### WHAT IS ASKED
The entries below contain pictures. Retype everything except those pictures, exactly as given.
-- BEGIN MATERIAL FOR THIS EXERCISE --
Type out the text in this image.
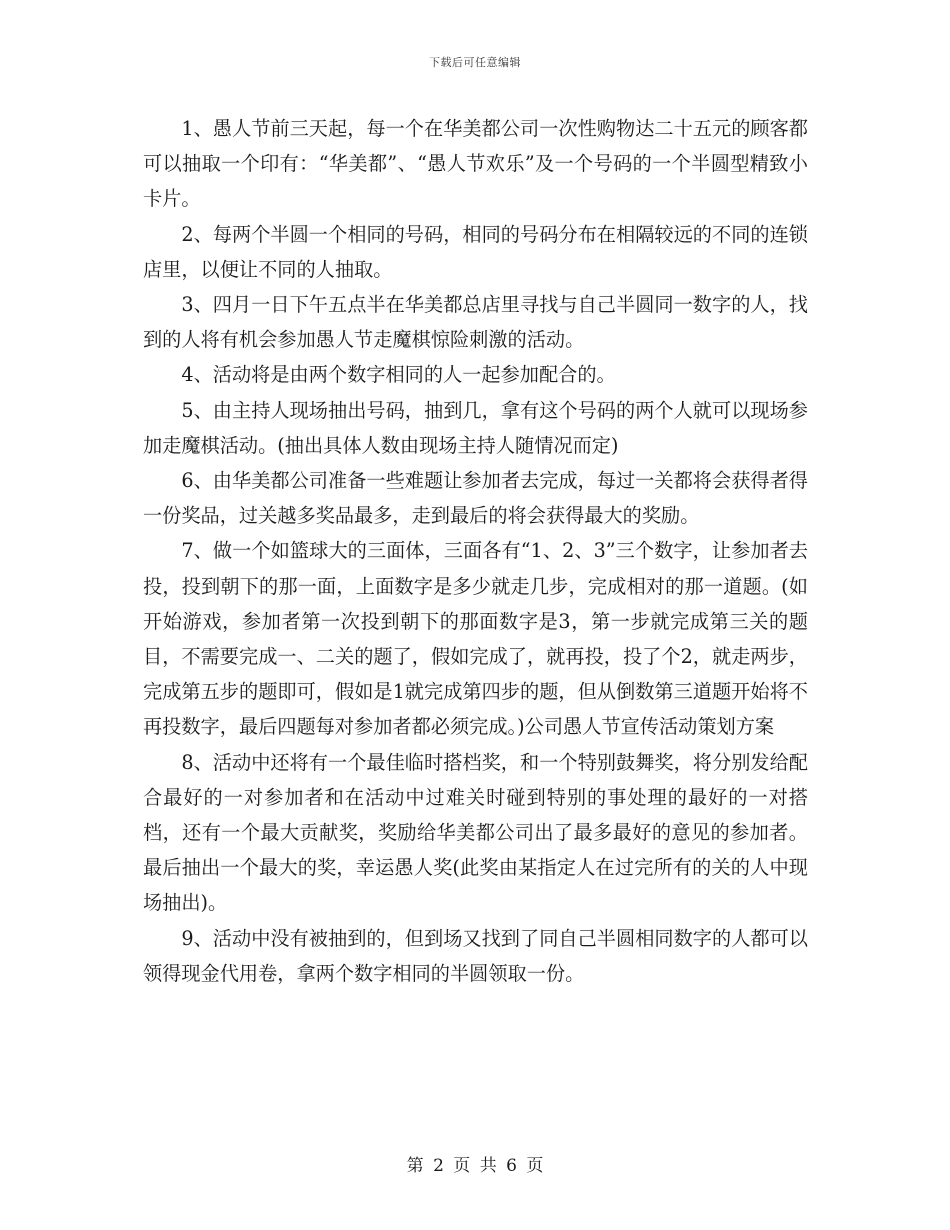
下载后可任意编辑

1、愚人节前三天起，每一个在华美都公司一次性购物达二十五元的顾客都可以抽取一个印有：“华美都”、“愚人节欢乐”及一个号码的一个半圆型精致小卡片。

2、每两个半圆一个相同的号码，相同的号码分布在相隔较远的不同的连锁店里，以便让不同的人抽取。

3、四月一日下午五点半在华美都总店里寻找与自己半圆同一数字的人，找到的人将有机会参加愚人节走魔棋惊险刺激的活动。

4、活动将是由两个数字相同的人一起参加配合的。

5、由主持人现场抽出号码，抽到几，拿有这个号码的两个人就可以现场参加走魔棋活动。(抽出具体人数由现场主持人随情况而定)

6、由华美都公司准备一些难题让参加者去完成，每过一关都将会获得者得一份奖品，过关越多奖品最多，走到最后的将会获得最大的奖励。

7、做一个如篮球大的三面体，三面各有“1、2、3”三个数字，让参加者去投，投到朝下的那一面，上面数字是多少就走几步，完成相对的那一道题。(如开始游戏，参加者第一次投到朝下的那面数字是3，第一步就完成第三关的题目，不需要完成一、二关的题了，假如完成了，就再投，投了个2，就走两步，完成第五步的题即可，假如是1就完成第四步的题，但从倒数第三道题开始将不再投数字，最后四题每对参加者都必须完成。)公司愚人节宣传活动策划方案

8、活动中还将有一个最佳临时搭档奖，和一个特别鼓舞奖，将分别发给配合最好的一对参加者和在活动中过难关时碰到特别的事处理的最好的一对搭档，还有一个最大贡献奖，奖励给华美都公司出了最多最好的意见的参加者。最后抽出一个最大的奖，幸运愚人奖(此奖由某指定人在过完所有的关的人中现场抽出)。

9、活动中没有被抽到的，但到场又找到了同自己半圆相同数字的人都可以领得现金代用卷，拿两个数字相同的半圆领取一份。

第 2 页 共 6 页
-- END MATERIAL FOR THIS EXERCISE --
### CORRECT RESPONSE
Type out the text in this image.
下载后可任意编辑

1、愚人节前三天起，每一个在华美都公司一次性购物达二十五元的顾客都可以抽取一个印有：“华美都”、“愚人节欢乐”及一个号码的一个半圆型精致小卡片。

2、每两个半圆一个相同的号码，相同的号码分布在相隔较远的不同的连锁店里，以便让不同的人抽取。

3、四月一日下午五点半在华美都总店里寻找与自己半圆同一数字的人，找到的人将有机会参加愚人节走魔棋惊险刺激的活动。

4、活动将是由两个数字相同的人一起参加配合的。

5、由主持人现场抽出号码，抽到几，拿有这个号码的两个人就可以现场参加走魔棋活动。(抽出具体人数由现场主持人随情况而定)

6、由华美都公司准备一些难题让参加者去完成，每过一关都将会获得者得一份奖品，过关越多奖品最多，走到最后的将会获得最大的奖励。

7、做一个如篮球大的三面体，三面各有“1、2、3”三个数字，让参加者去投，投到朝下的那一面，上面数字是多少就走几步，完成相对的那一道题。(如开始游戏，参加者第一次投到朝下的那面数字是3，第一步就完成第三关的题目，不需要完成一、二关的题了，假如完成了，就再投，投了个2，就走两步，完成第五步的题即可，假如是1就完成第四步的题，但从倒数第三道题开始将不再投数字，最后四题每对参加者都必须完成。)公司愚人节宣传活动策划方案

8、活动中还将有一个最佳临时搭档奖，和一个特别鼓舞奖，将分别发给配合最好的一对参加者和在活动中过难关时碰到特别的事处理的最好的一对搭档，还有一个最大贡献奖，奖励给华美都公司出了最多最好的意见的参加者。最后抽出一个最大的奖，幸运愚人奖(此奖由某指定人在过完所有的关的人中现场抽出)。

9、活动中没有被抽到的，但到场又找到了同自己半圆相同数字的人都可以领得现金代用卷，拿两个数字相同的半圆领取一份。

第 2 页 共 6 页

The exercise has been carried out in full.